→ **TASK TO COMPLETE**
Repeat the material below word for word and leave out all pictures.

→ **ENTRIES SUPPLIED**
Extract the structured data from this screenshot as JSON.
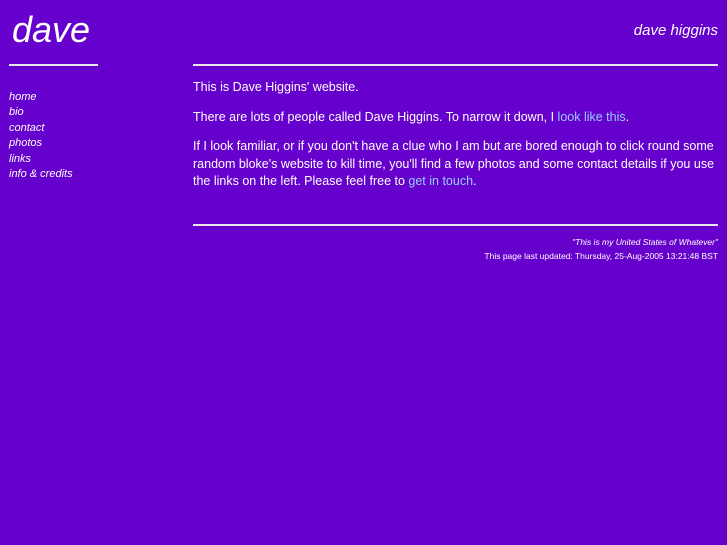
{
  "header": {
    "logo": "dave",
    "site_name": "dave higgins"
  },
  "nav": {
    "items": [
      {
        "label": "home"
      },
      {
        "label": "bio"
      },
      {
        "label": "contact"
      },
      {
        "label": "photos"
      },
      {
        "label": "links"
      },
      {
        "label": "info & credits"
      }
    ]
  },
  "content": {
    "p1": "This is Dave Higgins' website.",
    "p2_text": "There are lots of people called Dave Higgins. To narrow it down, I ",
    "p2_link": "look like this",
    "p2_end": ".",
    "p3_text": "If I look familiar, or if you don't have a clue who I am but are bored enough to click round some random bloke's website to kill time, you'll find a few photos and some contact details if you use the links on the left. Please feel free to ",
    "p3_link": "get in touch",
    "p3_end": "."
  },
  "footer": {
    "quote": "\"This is my United States of Whatever\"",
    "updated": "This page last updated: Thursday, 25-Aug-2005 13:21:48 BST"
  },
  "colors": {
    "background": "#6600cc",
    "text": "#ffffff",
    "link": "#99ccff",
    "rule": "#e8e8e8"
  }
}
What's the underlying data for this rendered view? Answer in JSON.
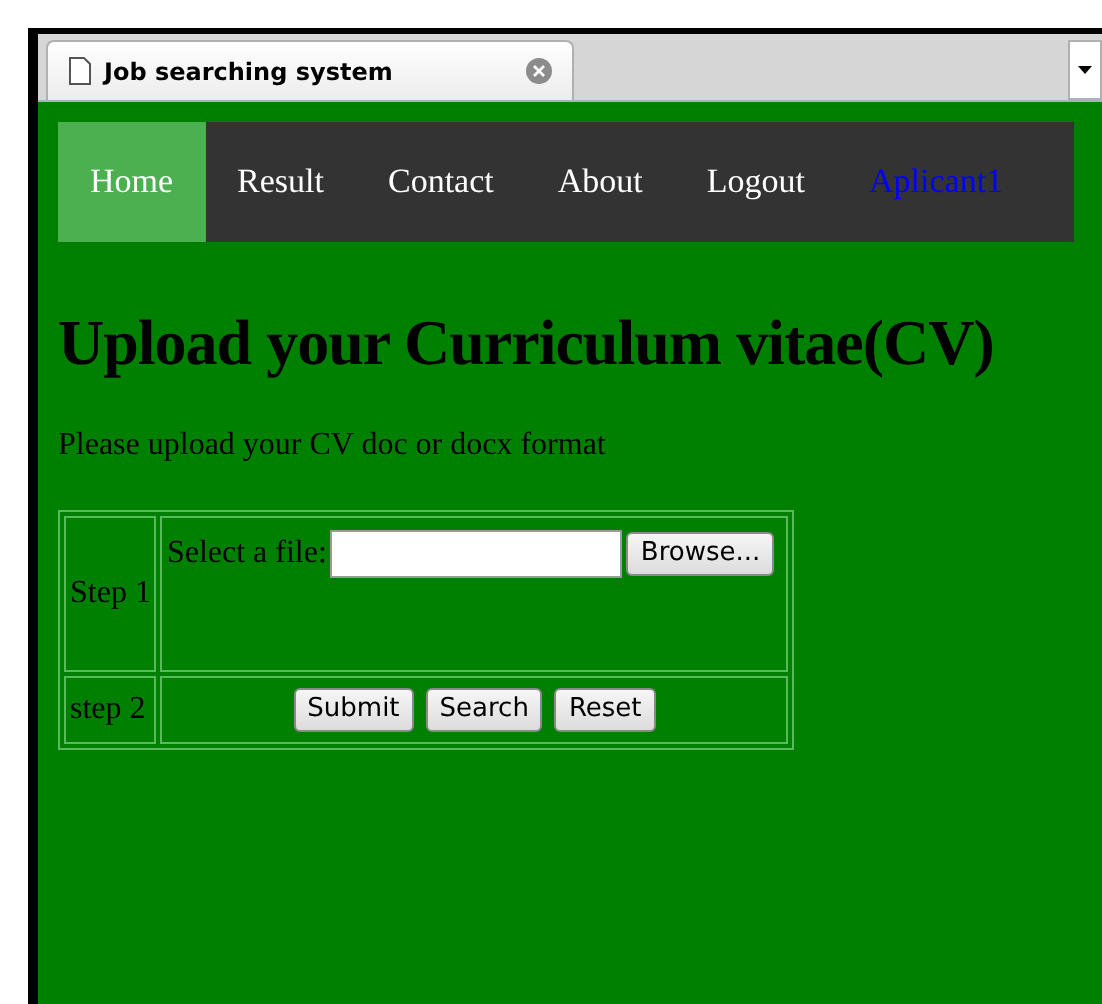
{
  "tab": {
    "title": "Job searching system"
  },
  "nav": [
    {
      "label": "Home",
      "selected": true,
      "kind": "link"
    },
    {
      "label": "Result",
      "selected": false,
      "kind": "link"
    },
    {
      "label": "Contact",
      "selected": false,
      "kind": "link"
    },
    {
      "label": "About",
      "selected": false,
      "kind": "link"
    },
    {
      "label": "Logout",
      "selected": false,
      "kind": "link"
    },
    {
      "label": "Aplicant1",
      "selected": false,
      "kind": "user"
    }
  ],
  "heading": "Upload your Curriculum vitae(CV)",
  "intro": "Please upload your CV doc or docx format",
  "steps": [
    {
      "label": "Step 1",
      "file_label": "Select a file:",
      "browse": "Browse..."
    },
    {
      "label": "step 2",
      "buttons": [
        "Submit",
        "Search",
        "Reset"
      ]
    }
  ]
}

→ **REPLY**
Extract the structured data from this screenshot as JSON.
{
  "header": {
    "logo": "dave",
    "site_name": "dave higgins"
  },
  "nav": {
    "items": [
      {
        "label": "home"
      },
      {
        "label": "bio"
      },
      {
        "label": "contact"
      },
      {
        "label": "photos"
      },
      {
        "label": "links"
      },
      {
        "label": "info & credits"
      }
    ]
  },
  "content": {
    "p1": "This is Dave Higgins' website.",
    "p2_text": "There are lots of people called Dave Higgins. To narrow it down, I ",
    "p2_link": "look like this",
    "p2_end": ".",
    "p3_text": "If I look familiar, or if you don't have a clue who I am but are bored enough to click round some random bloke's website to kill time, you'll find a few photos and some contact details if you use the links on the left. Please feel free to ",
    "p3_link": "get in touch",
    "p3_end": "."
  },
  "footer": {
    "quote": "\"This is my United States of Whatever\"",
    "updated": "This page last updated: Thursday, 25-Aug-2005 13:21:48 BST"
  },
  "colors": {
    "background": "#6600cc",
    "text": "#ffffff",
    "link": "#99ccff",
    "rule": "#e8e8e8"
  }
}
What's the underlying data for this rendered view? Answer in JSON.
{
  "tab": {
    "title": "Job searching system"
  },
  "nav": [
    {
      "label": "Home",
      "selected": true,
      "kind": "link"
    },
    {
      "label": "Result",
      "selected": false,
      "kind": "link"
    },
    {
      "label": "Contact",
      "selected": false,
      "kind": "link"
    },
    {
      "label": "About",
      "selected": false,
      "kind": "link"
    },
    {
      "label": "Logout",
      "selected": false,
      "kind": "link"
    },
    {
      "label": "Aplicant1",
      "selected": false,
      "kind": "user"
    }
  ],
  "heading": "Upload your Curriculum vitae(CV)",
  "intro": "Please upload your CV doc or docx format",
  "steps": [
    {
      "label": "Step 1",
      "file_label": "Select a file:",
      "browse": "Browse..."
    },
    {
      "label": "step 2",
      "buttons": [
        "Submit",
        "Search",
        "Reset"
      ]
    }
  ]
}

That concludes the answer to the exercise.